"""

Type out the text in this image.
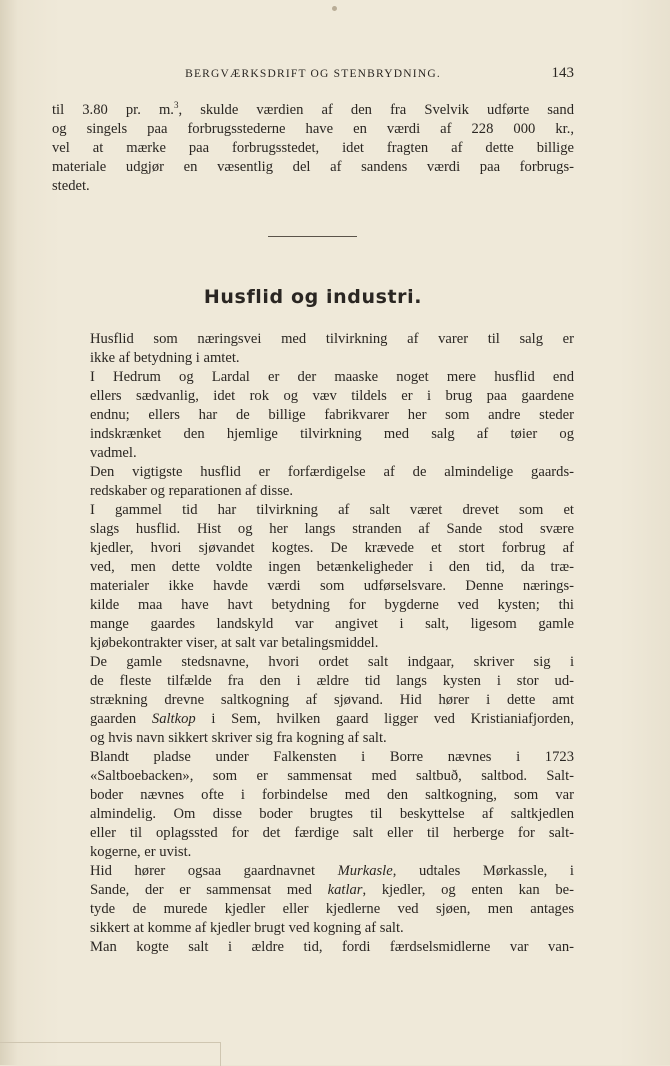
BERGVÆRKSDRIFT OG STENBRYDNING.	143

til 3.80 pr. m.$^3$, skulde værdien af den fra Svelvik udførte sand
og singels paa forbrugsstederne have en værdi af 228 000 kr.,
vel at mærke paa forbrugsstedet, idet fragten af dette billige
materiale udgjør en væsentlig del af sandens værdi paa forbrugs-
stedet.

Husflid og industri.

Husflid som næringsvei med tilvirkning af varer til salg er
ikke af betydning i amtet.

I Hedrum og Lardal er der maaske noget mere husflid end
ellers sædvanlig, idet rok og væv tildels er i brug paa gaardene
endnu; ellers har de billige fabrikvarer her som andre steder
indskrænket den hjemlige tilvirkning med salg af tøier og
vadmel.

Den vigtigste husflid er forfærdigelse af de almindelige gaards-
redskaber og reparationen af disse.

I gammel tid har tilvirkning af salt været drevet som et
slags husflid. Hist og her langs stranden af Sande stod svære
kjedler, hvori sjøvandet kogtes. De krævede et stort forbrug af
ved, men dette voldte ingen betænkeligheder i den tid, da træ-
materialer ikke havde værdi som udførselsvare. Denne nærings-
kilde maa have havt betydning for bygderne ved kysten; thi
mange gaardes landskyld var angivet i salt, ligesom gamle
kjøbekontrakter viser, at salt var betalingsmiddel.

De gamle stedsnavne, hvori ordet salt indgaar, skriver sig i
de fleste tilfælde fra den i ældre tid langs kysten i stor ud-
strækning drevne saltkogning af sjøvand. Hid hører i dette amt
gaarden Saltkop i Sem, hvilken gaard ligger ved Kristianiafjorden,
og hvis navn sikkert skriver sig fra kogning af salt.

Blandt pladse under Falkensten i Borre nævnes i 1723
«Saltboebacken», som er sammensat med saltbuð, saltbod. Salt-
boder nævnes ofte i forbindelse med den saltkogning, som var
almindelig. Om disse boder brugtes til beskyttelse af saltkjedlen
eller til oplagssted for det færdige salt eller til herberge for salt-
kogerne, er uvist.

Hid hører ogsaa gaardnavnet Murkasle, udtales Mørkassle, i
Sande, der er sammensat med katlar, kjedler, og enten kan be-
tyde de murede kjedler eller kjedlerne ved sjøen, men antages
sikkert at komme af kjedler brugt ved kogning af salt.

Man kogte salt i ældre tid, fordi færdselsmidlerne var van-
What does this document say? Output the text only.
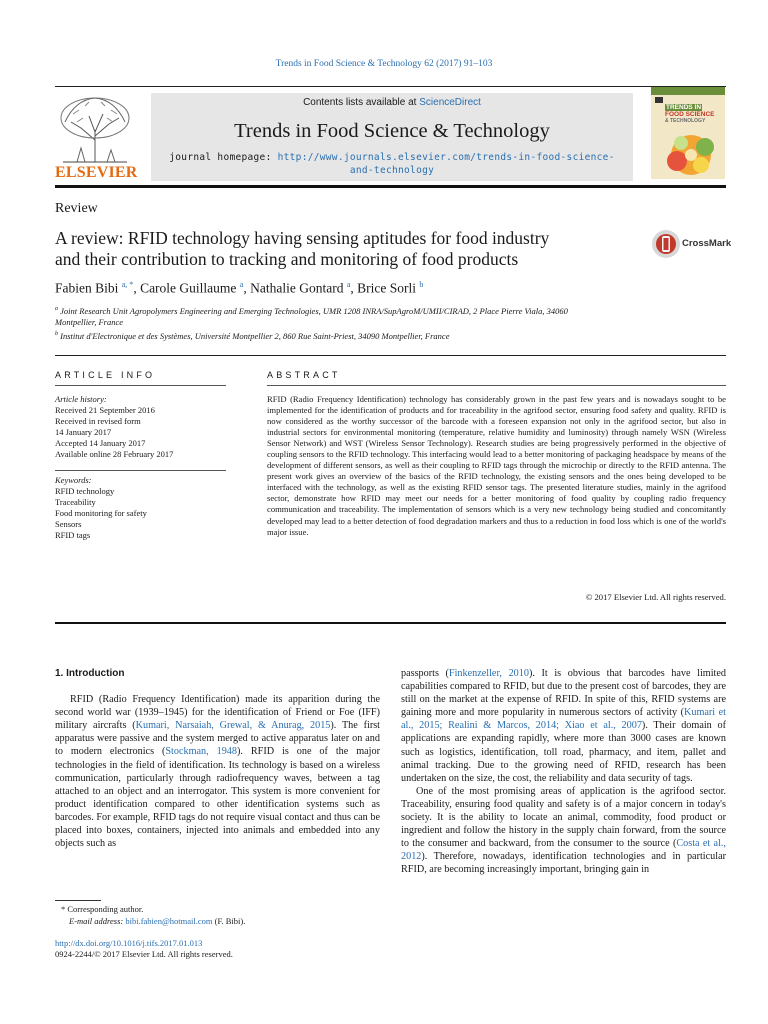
Trends in Food Science & Technology 62 (2017) 91–103
ELSEVIER
Contents lists available at ScienceDirect
Trends in Food Science & Technology
journal homepage: http://www.journals.elsevier.com/trends-in-food-science-
and-technology
TRENDS IN
FOOD SCIENCE
& TECHNOLOGY
Review
A review: RFID technology having sensing aptitudes for food industry
and their contribution to tracking and monitoring of food products
CrossMark
Fabien Bibi $^{a, *}$, Carole Guillaume $^a$, Nathalie Gontard $^a$, Brice Sorli $^b$
$^a$ Joint Research Unit Agropolymers Engineering and Emerging Technologies, UMR 1208 INRA/SupAgroM/UMII/CIRAD, 2 Place Pierre Viala, 34060
Montpellier, France
$^b$ Institut d'Electronique et des Systèmes, Université Montpellier 2, 860 Rue Saint-Priest, 34090 Montpellier, France
ARTICLE INFO	ABSTRACT
Article history:
Received 21 September 2016
Received in revised form
14 January 2017
Accepted 14 January 2017
Available online 28 February 2017
Keywords:
RFID technology
Traceability
Food monitoring for safety
Sensors
RFID tags
RFID (Radio Frequency Identification) technology has considerably grown in the past few years and is nowadays sought to be implemented for the identification of products and for traceability in the agrifood sector, ensuring food safety and quality. RFID is now considered as the worthy successor of the barcode with a foreseen expansion not only in the agrifood sector, but also in industrial sectors for environmental monitoring (temperature, relative humidity and luminosity) through namely WSN (Wireless Sensor Network) and WST (Wireless Sensor Technology). Research studies are being progressively performed in the objective of coupling sensors to the RFID technology. This interfacing would lead to a better monitoring of packaging headspace by means of the development of different sensors, as well as their coupling to RFID tags through the microchip or directly to the RFID antenna. The present work gives an overview of the basics of the RFID technology, the existing sensors and the ones being developed to be interfaced with the technology, as well as the existing RFID sensor tags. The presented literature studies, mainly in the agrifood sector, demonstrate how RFID may meet our needs for a better monitoring of food quality by coupling radio frequency communication and traceability. The implementation of sensors which is a very new technology being studied and concomitantly developed may lead to a better detection of food degradation markers and thus to a reduction in food loss which is one of the world's major issue.
© 2017 Elsevier Ltd. All rights reserved.
1. Introduction

RFID (Radio Frequency Identification) made its apparition during the second world war (1939–1945) for the identification of Friend or Foe (IFF) military aircrafts (Kumari, Narsaiah, Grewal, & Anurag, 2015). The first apparatus were passive and the system merged to active apparatus later on and to modern electronics (Stockman, 1948). RFID is one of the major technologies in the field of identification. Its technology is based on a wireless communication, particularly through radiofrequency waves, between a tag attached to an object and an interrogator. This system is more convenient for product identification compared to other identification systems such as barcodes. For example, RFID tags do not require visual contact and thus can be placed into boxes, containers, injected into animals and embedded into any objects such as

passports (Finkenzeller, 2010). It is obvious that barcodes have limited capabilities compared to RFID, but due to the present cost of barcodes, they are still on the market at the expense of RFID. In spite of this, RFID systems are gaining more and more popularity in numerous sectors of activity (Kumari et al., 2015; Realini & Marcos, 2014; Xiao et al., 2007). Their domain of applications are expanding rapidly, where more than 3000 cases are known such as logistics, identification, toll road, pharmacy, and item, pallet and animal tracking. Due to the growing need of RFID, research has been undertaken on the size, the cost, the reliability and data security of tags.

One of the most promising areas of application is the agrifood sector. Traceability, ensuring food quality and safety is of a major concern in today's society. It is the ability to locate an animal, commodity, food product or ingredient and follow the history in the supply chain forward, from the source to the consumer and backward, from the consumer to the source (Costa et al., 2012). Therefore, nowadays, identification technologies and in particular RFID, are becoming increasingly important, bringing gain in

* Corresponding author.
E-mail address: bibi.fabien@hotmail.com (F. Bibi).
http://dx.doi.org/10.1016/j.tifs.2017.01.013
0924-2244/© 2017 Elsevier Ltd. All rights reserved.
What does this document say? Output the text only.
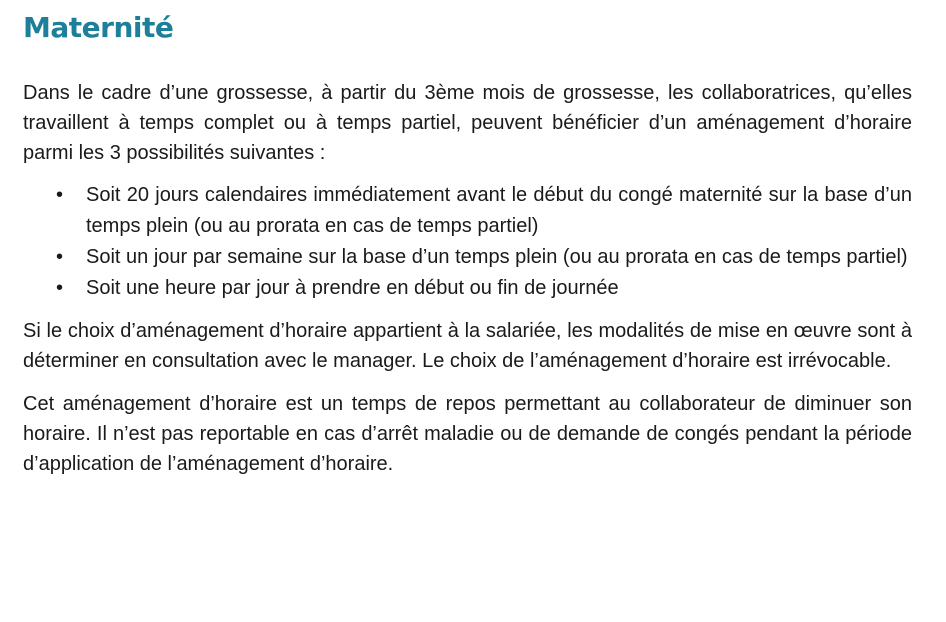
Maternité

Dans le cadre d’une grossesse, à partir du 3ème mois de grossesse, les collaboratrices, qu’elles travaillent à temps complet ou à temps partiel, peuvent bénéficier d’un aménagement d’horaire parmi les 3 possibilités suivantes :

• Soit 20 jours calendaires immédiatement avant le début du congé maternité sur la base d’un temps plein (ou au prorata en cas de temps partiel)
• Soit un jour par semaine sur la base d’un temps plein (ou au prorata en cas de temps partiel)
• Soit une heure par jour à prendre en début ou fin de journée

Si le choix d’aménagement d’horaire appartient à la salariée, les modalités de mise en œuvre sont à déterminer en consultation avec le manager. Le choix de l’aménagement d’horaire est irrévocable.

Cet aménagement d’horaire est un temps de repos permettant au collaborateur de diminuer son horaire. Il n’est pas reportable en cas d’arrêt maladie ou de demande de congés pendant la période d’application de l’aménagement d’horaire.
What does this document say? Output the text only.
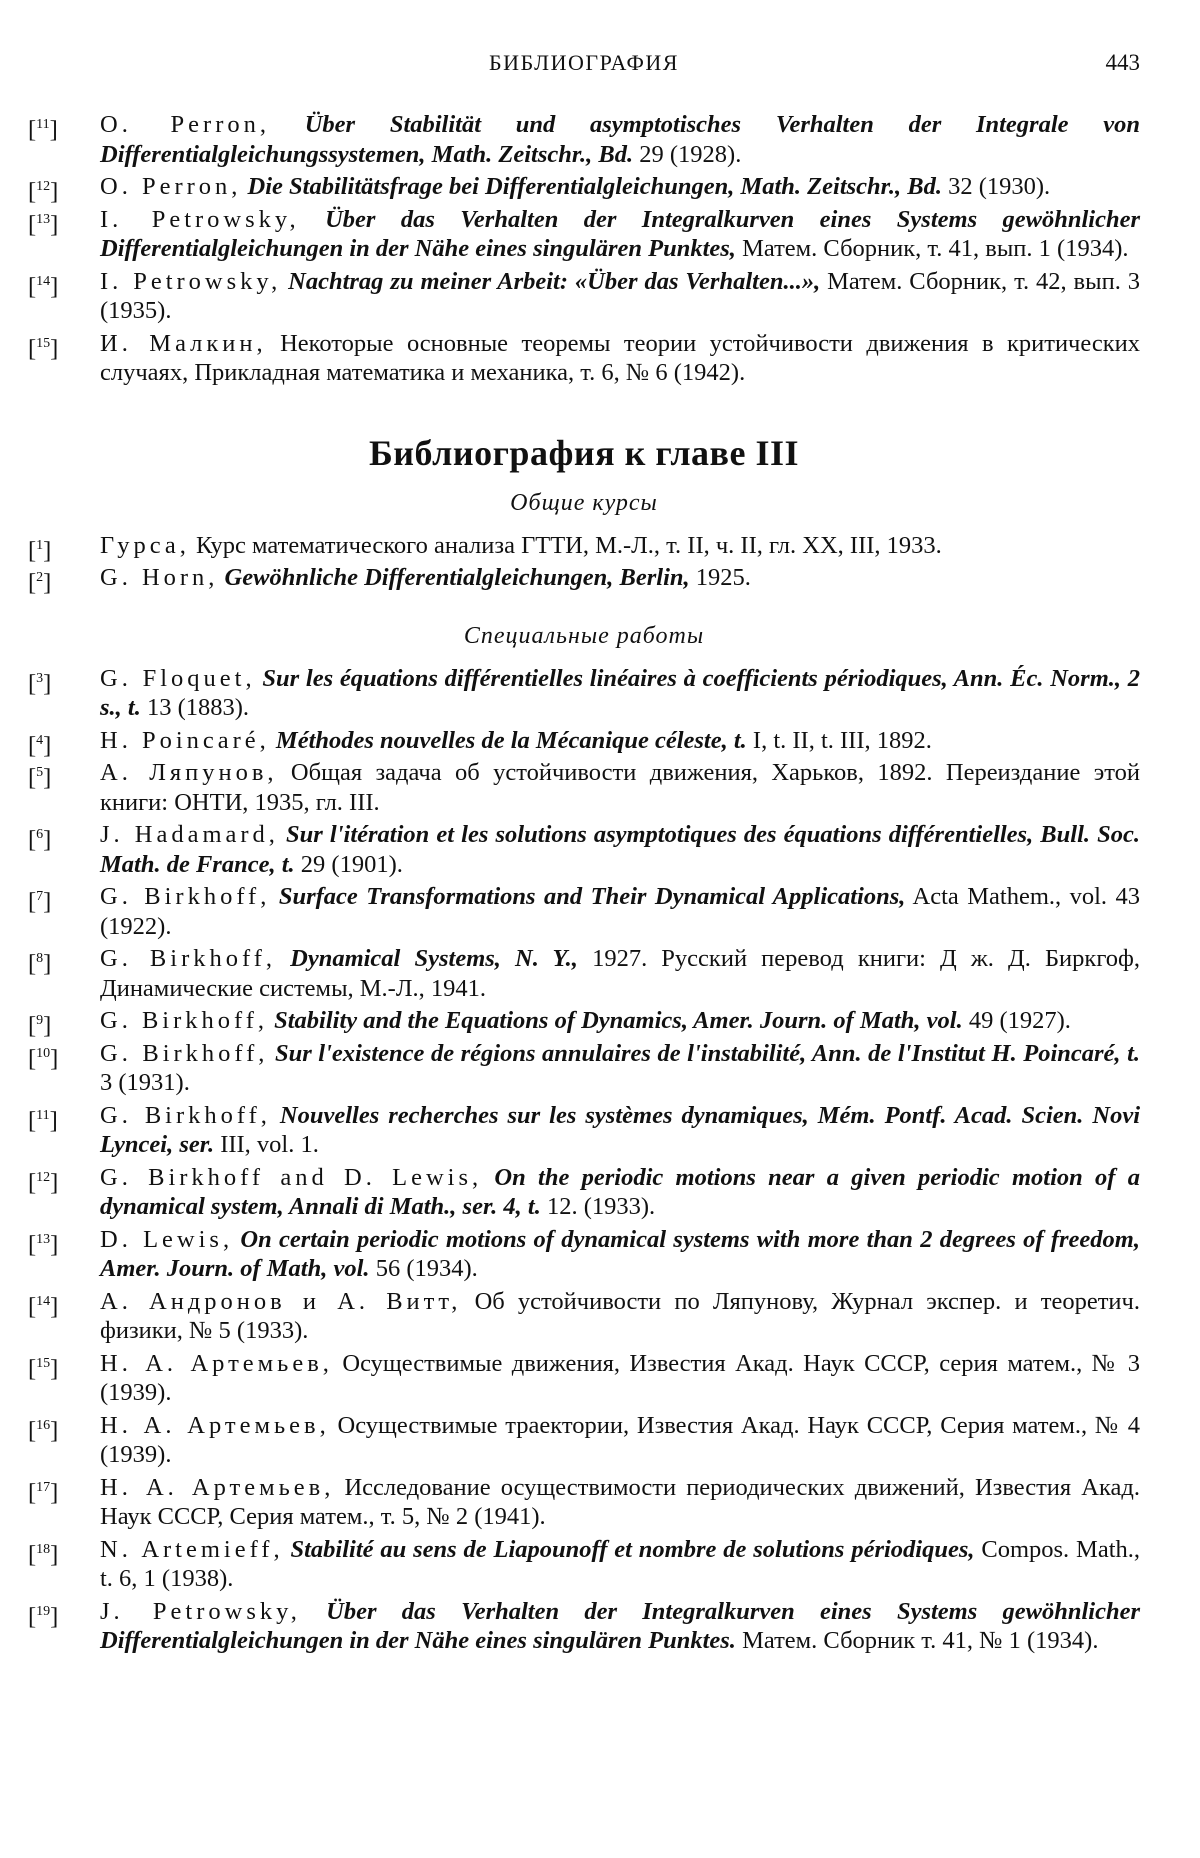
БИБЛИОГРАФИЯ	443
[$^{11}$]	O. Perron, Über Stabilität und asymptotisches Verhalten der Integrale von Differentialgleichungssystemen, Math. Zeitschr., Bd. 29 (1928).
[$^{12}$]	O. Perron, Die Stabilitätsfrage bei Differentialgleichungen, Math. Zeitschr., Bd. 32 (1930).
[$^{13}$]	I. Petrowsky, Über das Verhalten der Integralkurven eines Systems gewöhnlicher Differentialgleichungen in der Nähe eines singulären Punktes, Матем. Сборник, т. 41, вып. 1 (1934).
[$^{14}$]	I. Petrowsky, Nachtrag zu meiner Arbeit: «Über das Verhalten...», Матем. Сборник, т. 42, вып. 3 (1935).
[$^{15}$]	И. Малкин, Некоторые основные теоремы теории устойчивости движения в критических случаях, Прикладная математика и механика, т. 6, № 6 (1942).
Библиография к главе III
Общие курсы
[$^1$]	Гурса, Курс математического анализа ГТТИ, М.-Л., т. II, ч. II, гл. XX, III, 1933.
[$^2$]	G. Horn, Gewöhnliche Differentialgleichungen, Berlin, 1925.
Специальные работы
[$^3$]	G. Floquet, Sur les équations différentielles linéaires à coefficients périodiques, Ann. Éc. Norm., 2 s., t. 13 (1883).
[$^4$]	H. Poincaré, Méthodes nouvelles de la Mécanique céleste, t. I, t. II, t. III, 1892.
[$^5$]	А. Ляпунов, Общая задача об устойчивости движения, Харьков, 1892. Переиздание этой книги: ОНТИ, 1935, гл. III.
[$^6$]	J. Hadamard, Sur l'itération et les solutions asymptotiques des équations différentielles, Bull. Soc. Math. de France, t. 29 (1901).
[$^7$]	G. Birkhoff, Surface Transformations and Their Dynamical Applications, Acta Mathem., vol. 43 (1922).
[$^8$]	G. Birkhoff, Dynamical Systems, N. Y., 1927. Русский перевод книги: Д ж. Д. Биркгоф, Динамические системы, М.-Л., 1941.
[$^9$]	G. Birkhoff, Stability and the Equations of Dynamics, Amer. Journ. of Math, vol. 49 (1927).
[$^{10}$]	G. Birkhoff, Sur l'existence de régions annulaires de l'instabilité, Ann. de l'Institut H. Poincaré, t. 3 (1931).
[$^{11}$]	G. Birkhoff, Nouvelles recherches sur les systèmes dynamiques, Mém. Pontf. Acad. Scien. Novi Lyncei, ser. III, vol. 1.
[$^{12}$]	G. Birkhoff and D. Lewis, On the periodic motions near a given periodic motion of a dynamical system, Annali di Math., ser. 4, t. 12. (1933).
[$^{13}$]	D. Lewis, On certain periodic motions of dynamical systems with more than 2 degrees of freedom, Amer. Journ. of Math, vol. 56 (1934).
[$^{14}$]	А. Андронов и А. Витт, Об устойчивости по Ляпунову, Журнал экспер. и теоретич. физики, № 5 (1933).
[$^{15}$]	Н. А. Артемьев, Осуществимые движения, Известия Акад. Наук СССР, серия матем., № 3 (1939).
[$^{16}$]	Н. А. Артемьев, Осуществимые траектории, Известия Акад. Наук СССР, Серия матем., № 4 (1939).
[$^{17}$]	Н. А. Артемьев, Исследование осуществимости периодических движений, Известия Акад. Наук СССР, Серия матем., т. 5, № 2 (1941).
[$^{18}$]	N. Artemieff, Stabilité au sens de Liapounoff et nombre de solutions périodiques, Compos. Math., t. 6, 1 (1938).
[$^{19}$]	J. Petrowsky, Über das Verhalten der Integralkurven eines Systems gewöhnlicher Differentialgleichungen in der Nähe eines singulären Punktes. Матем. Сборник т. 41, № 1 (1934).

"""

Your task: Check the data for the word "disse" and pull out the lines that have it.

Completed exercise:
redskaber og reparationen af disse.
almindelig. Om disse boder brugtes til beskyttelse af saltkjedlen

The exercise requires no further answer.